### Data entries

::::

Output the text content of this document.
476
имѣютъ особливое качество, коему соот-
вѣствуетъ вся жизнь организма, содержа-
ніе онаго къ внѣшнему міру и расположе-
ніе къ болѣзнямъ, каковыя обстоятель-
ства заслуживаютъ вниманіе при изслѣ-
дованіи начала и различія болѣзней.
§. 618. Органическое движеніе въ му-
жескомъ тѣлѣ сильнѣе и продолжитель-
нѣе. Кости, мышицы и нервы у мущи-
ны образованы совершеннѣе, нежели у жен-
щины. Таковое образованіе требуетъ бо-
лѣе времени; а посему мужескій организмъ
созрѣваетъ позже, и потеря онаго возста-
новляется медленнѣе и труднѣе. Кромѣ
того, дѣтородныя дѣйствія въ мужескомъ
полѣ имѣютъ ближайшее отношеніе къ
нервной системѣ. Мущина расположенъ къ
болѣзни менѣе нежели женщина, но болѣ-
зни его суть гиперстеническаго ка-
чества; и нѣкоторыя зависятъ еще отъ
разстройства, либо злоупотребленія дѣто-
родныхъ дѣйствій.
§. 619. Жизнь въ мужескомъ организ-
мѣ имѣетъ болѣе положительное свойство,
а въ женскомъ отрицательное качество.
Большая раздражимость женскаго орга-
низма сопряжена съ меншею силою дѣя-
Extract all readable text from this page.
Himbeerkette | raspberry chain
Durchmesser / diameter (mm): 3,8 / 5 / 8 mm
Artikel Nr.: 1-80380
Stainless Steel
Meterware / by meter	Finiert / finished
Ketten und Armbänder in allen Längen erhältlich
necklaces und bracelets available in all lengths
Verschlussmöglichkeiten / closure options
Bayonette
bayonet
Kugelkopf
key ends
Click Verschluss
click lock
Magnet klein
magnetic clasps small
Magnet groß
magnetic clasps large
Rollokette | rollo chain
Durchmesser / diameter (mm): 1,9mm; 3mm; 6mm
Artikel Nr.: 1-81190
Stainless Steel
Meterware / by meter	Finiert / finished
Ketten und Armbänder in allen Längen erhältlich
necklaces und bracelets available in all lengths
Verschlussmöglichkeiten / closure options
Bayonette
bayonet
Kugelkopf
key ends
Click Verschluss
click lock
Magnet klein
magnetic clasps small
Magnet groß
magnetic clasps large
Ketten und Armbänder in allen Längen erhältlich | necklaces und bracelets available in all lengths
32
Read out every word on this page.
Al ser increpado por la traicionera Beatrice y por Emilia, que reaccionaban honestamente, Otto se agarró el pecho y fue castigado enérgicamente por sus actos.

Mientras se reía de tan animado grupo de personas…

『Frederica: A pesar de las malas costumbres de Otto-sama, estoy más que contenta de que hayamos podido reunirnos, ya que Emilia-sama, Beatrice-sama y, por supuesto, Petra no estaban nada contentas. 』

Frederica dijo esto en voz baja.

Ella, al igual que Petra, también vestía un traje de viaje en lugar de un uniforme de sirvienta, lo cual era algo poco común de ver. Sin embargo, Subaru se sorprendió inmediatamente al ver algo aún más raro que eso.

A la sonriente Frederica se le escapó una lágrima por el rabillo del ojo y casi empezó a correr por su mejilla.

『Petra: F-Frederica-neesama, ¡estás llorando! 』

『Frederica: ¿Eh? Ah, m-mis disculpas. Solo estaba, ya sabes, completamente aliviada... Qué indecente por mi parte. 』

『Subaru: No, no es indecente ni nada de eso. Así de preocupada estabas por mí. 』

::::

### Directions
Produce an exact copy of every entry above.

### Reply
Output the text content of this document.
476
имѣютъ особливое качество, коему соот-
вѣствуетъ вся жизнь организма, содержа-
ніе онаго къ внѣшнему міру и расположе-
ніе къ болѣзнямъ, каковыя обстоятель-
ства заслуживаютъ вниманіе при изслѣ-
дованіи начала и различія болѣзней.
§. 618. Органическое движеніе въ му-
жескомъ тѣлѣ сильнѣе и продолжитель-
нѣе. Кости, мышицы и нервы у мущи-
ны образованы совершеннѣе, нежели у жен-
щины. Таковое образованіе требуетъ бо-
лѣе времени; а посему мужескій организмъ
созрѣваетъ позже, и потеря онаго возста-
новляется медленнѣе и труднѣе. Кромѣ
того, дѣтородныя дѣйствія въ мужескомъ
полѣ имѣютъ ближайшее отношеніе къ
нервной системѣ. Мущина расположенъ къ
болѣзни менѣе нежели женщина, но болѣ-
зни его суть гиперстеническаго ка-
чества; и нѣкоторыя зависятъ еще отъ
разстройства, либо злоупотребленія дѣто-
родныхъ дѣйствій.
§. 619. Жизнь въ мужескомъ организ-
мѣ имѣетъ болѣе положительное свойство,
а въ женскомъ отрицательное качество.
Большая раздражимость женскаго орга-
низма сопряжена съ меншею силою дѣя-
Extract all readable text from this page.
Himbeerkette | raspberry chain
Durchmesser / diameter (mm): 3,8 / 5 / 8 mm
Artikel Nr.: 1-80380
Stainless Steel
Meterware / by meter	Finiert / finished
Ketten und Armbänder in allen Längen erhältlich
necklaces und bracelets available in all lengths
Verschlussmöglichkeiten / closure options
Bayonette
bayonet
Kugelkopf
key ends
Click Verschluss
click lock
Magnet klein
magnetic clasps small
Magnet groß
magnetic clasps large
Rollokette | rollo chain
Durchmesser / diameter (mm): 1,9mm; 3mm; 6mm
Artikel Nr.: 1-81190
Stainless Steel
Meterware / by meter	Finiert / finished
Ketten und Armbänder in allen Längen erhältlich
necklaces und bracelets available in all lengths
Verschlussmöglichkeiten / closure options
Bayonette
bayonet
Kugelkopf
key ends
Click Verschluss
click lock
Magnet klein
magnetic clasps small
Magnet groß
magnetic clasps large
Ketten und Armbänder in allen Längen erhältlich | necklaces und bracelets available in all lengths
32
Read out every word on this page.
Al ser increpado por la traicionera Beatrice y por Emilia, que reaccionaban honestamente, Otto se agarró el pecho y fue castigado enérgicamente por sus actos.

Mientras se reía de tan animado grupo de personas…

『Frederica: A pesar de las malas costumbres de Otto-sama, estoy más que contenta de que hayamos podido reunirnos, ya que Emilia-sama, Beatrice-sama y, por supuesto, Petra no estaban nada contentas. 』

Frederica dijo esto en voz baja.

Ella, al igual que Petra, también vestía un traje de viaje en lugar de un uniforme de sirvienta, lo cual era algo poco común de ver. Sin embargo, Subaru se sorprendió inmediatamente al ver algo aún más raro que eso.

A la sonriente Frederica se le escapó una lágrima por el rabillo del ojo y casi empezó a correr por su mejilla.

『Petra: F-Frederica-neesama, ¡estás llorando! 』

『Frederica: ¿Eh? Ah, m-mis disculpas. Solo estaba, ya sabes, completamente aliviada... Qué indecente por mi parte. 』

『Subaru: No, no es indecente ni nada de eso. Así de preocupada estabas por mí. 』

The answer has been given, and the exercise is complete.